◆ Provided information
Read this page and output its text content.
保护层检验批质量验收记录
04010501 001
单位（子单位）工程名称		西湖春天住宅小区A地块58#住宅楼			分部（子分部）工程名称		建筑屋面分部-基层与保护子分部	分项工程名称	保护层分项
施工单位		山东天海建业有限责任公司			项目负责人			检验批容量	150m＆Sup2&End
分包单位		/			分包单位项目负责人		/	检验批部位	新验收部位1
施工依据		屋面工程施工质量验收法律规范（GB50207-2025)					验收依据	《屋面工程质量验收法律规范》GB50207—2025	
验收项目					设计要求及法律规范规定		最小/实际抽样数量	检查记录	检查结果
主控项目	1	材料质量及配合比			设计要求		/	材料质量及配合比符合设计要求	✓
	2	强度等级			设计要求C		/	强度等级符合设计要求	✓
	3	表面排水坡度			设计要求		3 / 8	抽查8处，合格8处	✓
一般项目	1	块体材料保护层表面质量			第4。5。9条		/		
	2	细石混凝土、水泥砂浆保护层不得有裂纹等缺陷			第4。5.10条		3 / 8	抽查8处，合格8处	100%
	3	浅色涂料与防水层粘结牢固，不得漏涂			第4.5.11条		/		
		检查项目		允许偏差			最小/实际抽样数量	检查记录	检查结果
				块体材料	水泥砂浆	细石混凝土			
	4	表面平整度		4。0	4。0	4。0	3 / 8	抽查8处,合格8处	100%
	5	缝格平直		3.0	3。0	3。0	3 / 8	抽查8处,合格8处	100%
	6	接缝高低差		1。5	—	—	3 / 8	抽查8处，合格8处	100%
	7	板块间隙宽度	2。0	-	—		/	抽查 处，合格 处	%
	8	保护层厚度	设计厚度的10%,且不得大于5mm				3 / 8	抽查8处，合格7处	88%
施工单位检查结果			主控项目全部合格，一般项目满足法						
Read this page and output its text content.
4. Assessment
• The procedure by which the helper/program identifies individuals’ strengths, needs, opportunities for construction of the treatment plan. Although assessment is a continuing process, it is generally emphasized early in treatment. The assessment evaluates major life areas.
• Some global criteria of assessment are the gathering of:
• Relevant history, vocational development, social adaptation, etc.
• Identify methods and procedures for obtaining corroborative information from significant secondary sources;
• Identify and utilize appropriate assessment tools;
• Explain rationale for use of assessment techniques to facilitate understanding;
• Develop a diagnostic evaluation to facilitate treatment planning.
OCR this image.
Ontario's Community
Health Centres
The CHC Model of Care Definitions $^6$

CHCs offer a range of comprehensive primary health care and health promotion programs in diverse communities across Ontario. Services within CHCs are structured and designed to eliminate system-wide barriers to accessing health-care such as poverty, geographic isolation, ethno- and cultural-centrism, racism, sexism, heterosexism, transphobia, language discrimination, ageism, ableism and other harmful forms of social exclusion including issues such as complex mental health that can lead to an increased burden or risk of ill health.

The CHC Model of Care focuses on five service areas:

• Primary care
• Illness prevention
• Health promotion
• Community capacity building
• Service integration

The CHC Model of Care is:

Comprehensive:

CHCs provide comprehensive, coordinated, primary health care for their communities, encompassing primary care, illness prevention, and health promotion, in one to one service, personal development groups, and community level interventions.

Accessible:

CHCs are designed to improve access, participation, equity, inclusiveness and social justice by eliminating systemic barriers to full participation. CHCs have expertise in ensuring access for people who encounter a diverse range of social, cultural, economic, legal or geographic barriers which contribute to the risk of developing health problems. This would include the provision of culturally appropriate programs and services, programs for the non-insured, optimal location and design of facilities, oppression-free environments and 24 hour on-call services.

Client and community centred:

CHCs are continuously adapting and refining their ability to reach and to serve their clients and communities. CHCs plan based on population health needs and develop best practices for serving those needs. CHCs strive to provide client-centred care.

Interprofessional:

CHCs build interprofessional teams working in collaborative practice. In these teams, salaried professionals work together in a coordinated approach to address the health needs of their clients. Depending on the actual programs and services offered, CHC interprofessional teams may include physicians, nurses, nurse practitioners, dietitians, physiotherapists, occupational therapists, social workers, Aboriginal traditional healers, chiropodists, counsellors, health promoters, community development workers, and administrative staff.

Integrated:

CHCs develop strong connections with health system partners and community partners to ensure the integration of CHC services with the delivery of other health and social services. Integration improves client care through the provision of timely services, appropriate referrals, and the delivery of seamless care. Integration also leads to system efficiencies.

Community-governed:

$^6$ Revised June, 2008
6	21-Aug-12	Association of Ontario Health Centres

◆ What you should do
Copy all lines from the data that hold the word "检查记录".

◆ Answer below
验收项目					设计要求及法律规范规定		最小/实际抽样数量	检查记录	检查结果
		检查项目		允许偏差			最小/实际抽样数量	检查记录	检查结果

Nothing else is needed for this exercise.